DIRECTIONS:
a) Reproduce the passage of the split memory-accounting note between "The underlying problems" and "structures between pages).", inclusive.
b) According to the split memory-accounting note, what is the current workaround in the tree?
c) Extend the split memory-accounting note, starting after its final sentence.

>> begin SOURCE TEXT

The page-memory adjustments during tree deepening splits are wrong.
The underlying problems are it's difficult to be sure we're correctly tracking the memory we're moving to/from parent/child pages during splits (see 6499e94, 5e2d0ed and df0cb0d), and second, to be sure we're consistently applying the memory overhead calculation between the original allocation and the split (for example, the page-creation code doesn't apply the memory overhead calculation to each WT_REF individually when allocating WT_REF structures, but the page-split code does apply the memory overhead calculation when moving WT_REF structures between pages).
The current workaround in the tree is to set the page's memory footprint value explicitly after we deepen the tree during a split.
I suggest:
- Remove the notion of memory overhead calculation on a per-allocation basis. Replace it with a configurable overhead percentage that adjusts the cache-size values.

>> end SOURCE TEXT
>> begin GIVEN INFORMATION

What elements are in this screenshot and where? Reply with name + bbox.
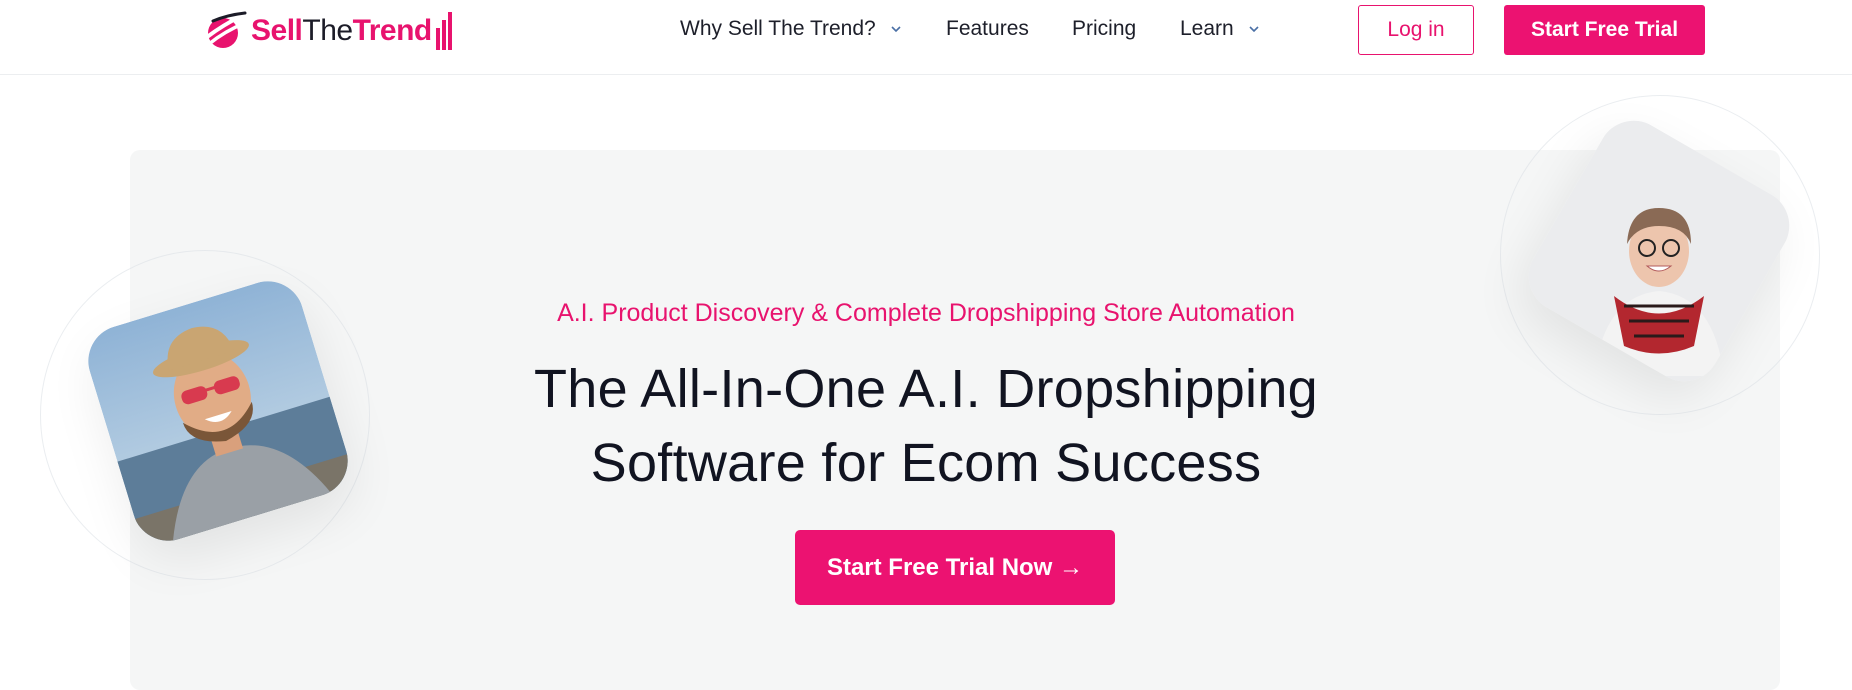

>> end GIVEN INFORMATION

SOLVED TASKS:
a)
The underlying problems are it's difficult to be sure we're correctly tracking the memory we're moving to/from parent/child pages during splits (see 6499e94, 5e2d0ed and df0cb0d), and second, to be sure we're consistently applying the memory overhead calculation between the original allocation and the split (for example, the page-creation code doesn't apply the memory overhead calculation to each WT_REF individually when allocating WT_REF structures, but the page-split code does apply the memory overhead calculation when moving WT_REF structures between pages).

b) Setting the page's memory footprint value explicitly after the tree is deepened during a split.

c)
I think this is better for a few reasons:
- a global percentage is potentially as accurate as the per-allocation approach, both approaches are equally vulnerable to workloads making them incorrect. For example, we don't apply the memory overhead calculation to memory allocated during reconciliation, so a reconciliation-heavy workload is going apparently use the same amount of memory as a read-only workload, which isn't correct;
- a configurable percentage allows applications to correct when they use a different underlying memory allocation engine or their workload has a fundamentally different memory load than what we measured when we chose a per-allocation constant;
- a global percentage means we don't have to solve our current problem where we are inconsistently applying the memory overhead constant;
- a global percentage is easier to implement and faster
- Write a function to calculate the current WT_PAGE.memory_footprint value and check the value for correctness when pages are discarded (or maybe during reconcilation), to confirm we're tracking page memory adjustments during splits.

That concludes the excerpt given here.